| Given task |
Copy out every record below exactly as written, but leave out any pictures.

### Recorded information ###

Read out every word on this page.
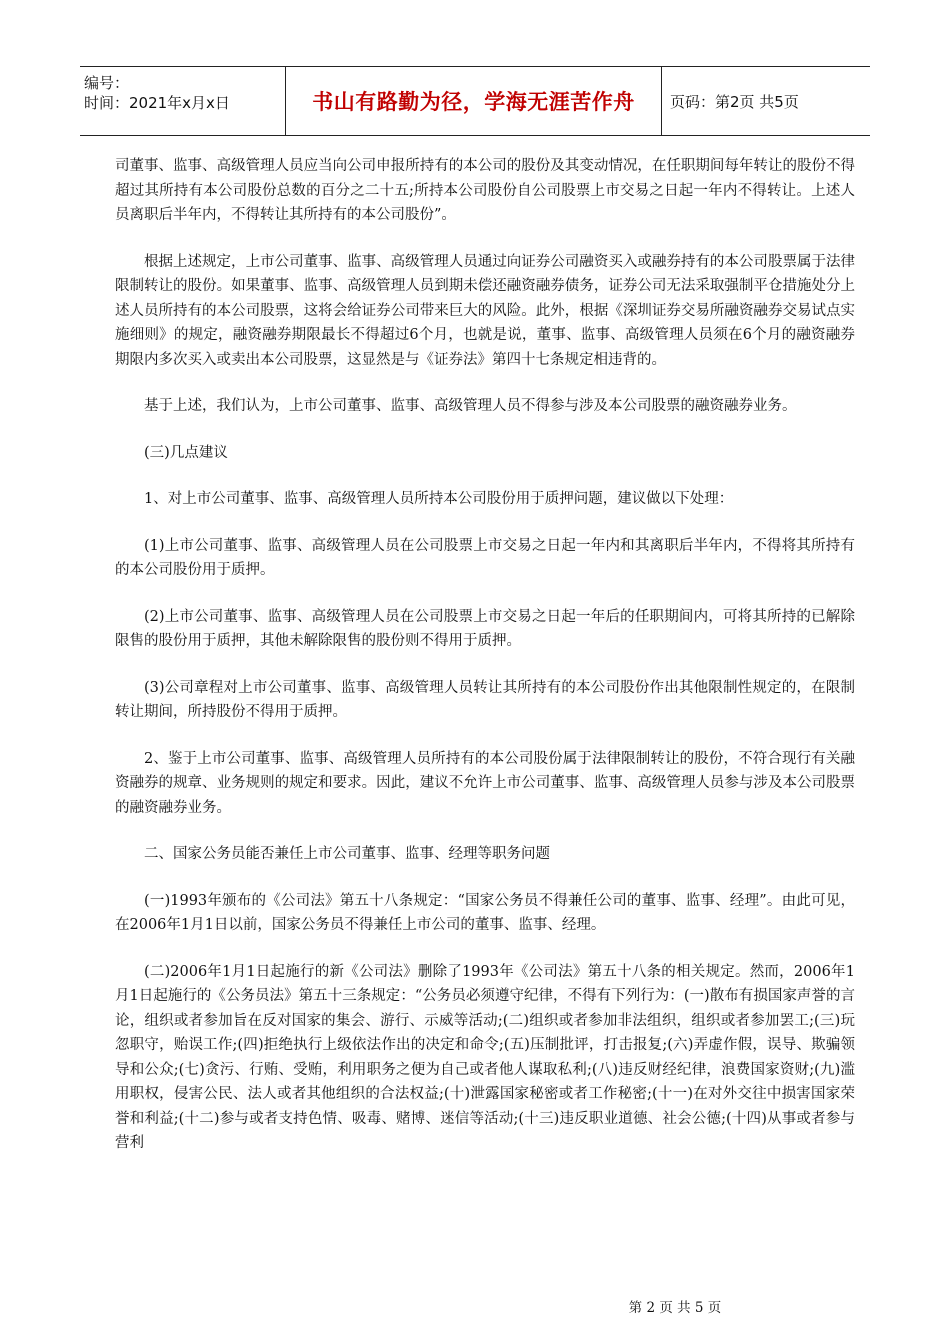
编号：
时间：2021年x月x日	书山有路勤为径，学海无涯苦作舟	页码：第2页 共5页

司董事、监事、高级管理人员应当向公司申报所持有的本公司的股份及其变动情况，在任职期间每年转让的股份不得超过其所持有本公司股份总数的百分之二十五;所持本公司股份自公司股票上市交易之日起一年内不得转让。上述人员离职后半年内，不得转让其所持有的本公司股份”。

根据上述规定，上市公司董事、监事、高级管理人员通过向证券公司融资买入或融券持有的本公司股票属于法律限制转让的股份。如果董事、监事、高级管理人员到期未偿还融资融券债务，证券公司无法采取强制平仓措施处分上述人员所持有的本公司股票，这将会给证券公司带来巨大的风险。此外，根据《深圳证券交易所融资融券交易试点实施细则》的规定，融资融券期限最长不得超过6个月，也就是说，董事、监事、高级管理人员须在6个月的融资融券期限内多次买入或卖出本公司股票，这显然是与《证券法》第四十七条规定相违背的。

基于上述，我们认为，上市公司董事、监事、高级管理人员不得参与涉及本公司股票的融资融券业务。

(三)几点建议

1、对上市公司董事、监事、高级管理人员所持本公司股份用于质押问题，建议做以下处理：

(1)上市公司董事、监事、高级管理人员在公司股票上市交易之日起一年内和其离职后半年内，不得将其所持有的本公司股份用于质押。

(2)上市公司董事、监事、高级管理人员在公司股票上市交易之日起一年后的任职期间内，可将其所持的已解除限售的股份用于质押，其他未解除限售的股份则不得用于质押。

(3)公司章程对上市公司董事、监事、高级管理人员转让其所持有的本公司股份作出其他限制性规定的，在限制转让期间，所持股份不得用于质押。

2、鉴于上市公司董事、监事、高级管理人员所持有的本公司股份属于法律限制转让的股份，不符合现行有关融资融券的规章、业务规则的规定和要求。因此，建议不允许上市公司董事、监事、高级管理人员参与涉及本公司股票的融资融券业务。

二、国家公务员能否兼任上市公司董事、监事、经理等职务问题

(一)1993年颁布的《公司法》第五十八条规定：“国家公务员不得兼任公司的董事、监事、经理”。由此可见，在2006年1月1日以前，国家公务员不得兼任上市公司的董事、监事、经理。

(二)2006年1月1日起施行的新《公司法》删除了1993年《公司法》第五十八条的相关规定。然而，2006年1月1日起施行的《公务员法》第五十三条规定：“公务员必须遵守纪律，不得有下列行为：(一)散布有损国家声誉的言论，组织或者参加旨在反对国家的集会、游行、示威等活动;(二)组织或者参加非法组织，组织或者参加罢工;(三)玩忽职守，贻误工作;(四)拒绝执行上级依法作出的决定和命令;(五)压制批评，打击报复;(六)弄虚作假，误导、欺骗领导和公众;(七)贪污、行贿、受贿，利用职务之便为自己或者他人谋取私利;(八)违反财经纪律，浪费国家资财;(九)滥用职权，侵害公民、法人或者其他组织的合法权益;(十)泄露国家秘密或者工作秘密;(十一)在对外交往中损害国家荣誉和利益;(十二)参与或者支持色情、吸毒、赌博、迷信等活动;(十三)违反职业道德、社会公德;(十四)从事或者参与营利

第 2 页 共 5 页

###

| Task solution |
Read out every word on this page.
编号：
时间：2021年x月x日	书山有路勤为径，学海无涯苦作舟	页码：第2页 共5页

司董事、监事、高级管理人员应当向公司申报所持有的本公司的股份及其变动情况，在任职期间每年转让的股份不得超过其所持有本公司股份总数的百分之二十五;所持本公司股份自公司股票上市交易之日起一年内不得转让。上述人员离职后半年内，不得转让其所持有的本公司股份”。

根据上述规定，上市公司董事、监事、高级管理人员通过向证券公司融资买入或融券持有的本公司股票属于法律限制转让的股份。如果董事、监事、高级管理人员到期未偿还融资融券债务，证券公司无法采取强制平仓措施处分上述人员所持有的本公司股票，这将会给证券公司带来巨大的风险。此外，根据《深圳证券交易所融资融券交易试点实施细则》的规定，融资融券期限最长不得超过6个月，也就是说，董事、监事、高级管理人员须在6个月的融资融券期限内多次买入或卖出本公司股票，这显然是与《证券法》第四十七条规定相违背的。

基于上述，我们认为，上市公司董事、监事、高级管理人员不得参与涉及本公司股票的融资融券业务。

(三)几点建议

1、对上市公司董事、监事、高级管理人员所持本公司股份用于质押问题，建议做以下处理：

(1)上市公司董事、监事、高级管理人员在公司股票上市交易之日起一年内和其离职后半年内，不得将其所持有的本公司股份用于质押。

(2)上市公司董事、监事、高级管理人员在公司股票上市交易之日起一年后的任职期间内，可将其所持的已解除限售的股份用于质押，其他未解除限售的股份则不得用于质押。

(3)公司章程对上市公司董事、监事、高级管理人员转让其所持有的本公司股份作出其他限制性规定的，在限制转让期间，所持股份不得用于质押。

2、鉴于上市公司董事、监事、高级管理人员所持有的本公司股份属于法律限制转让的股份，不符合现行有关融资融券的规章、业务规则的规定和要求。因此，建议不允许上市公司董事、监事、高级管理人员参与涉及本公司股票的融资融券业务。

二、国家公务员能否兼任上市公司董事、监事、经理等职务问题

(一)1993年颁布的《公司法》第五十八条规定：“国家公务员不得兼任公司的董事、监事、经理”。由此可见，在2006年1月1日以前，国家公务员不得兼任上市公司的董事、监事、经理。

(二)2006年1月1日起施行的新《公司法》删除了1993年《公司法》第五十八条的相关规定。然而，2006年1月1日起施行的《公务员法》第五十三条规定：“公务员必须遵守纪律，不得有下列行为：(一)散布有损国家声誉的言论，组织或者参加旨在反对国家的集会、游行、示威等活动;(二)组织或者参加非法组织，组织或者参加罢工;(三)玩忽职守，贻误工作;(四)拒绝执行上级依法作出的决定和命令;(五)压制批评，打击报复;(六)弄虚作假，误导、欺骗领导和公众;(七)贪污、行贿、受贿，利用职务之便为自己或者他人谋取私利;(八)违反财经纪律，浪费国家资财;(九)滥用职权，侵害公民、法人或者其他组织的合法权益;(十)泄露国家秘密或者工作秘密;(十一)在对外交往中损害国家荣誉和利益;(十二)参与或者支持色情、吸毒、赌博、迷信等活动;(十三)违反职业道德、社会公德;(十四)从事或者参与营利

第 2 页 共 5 页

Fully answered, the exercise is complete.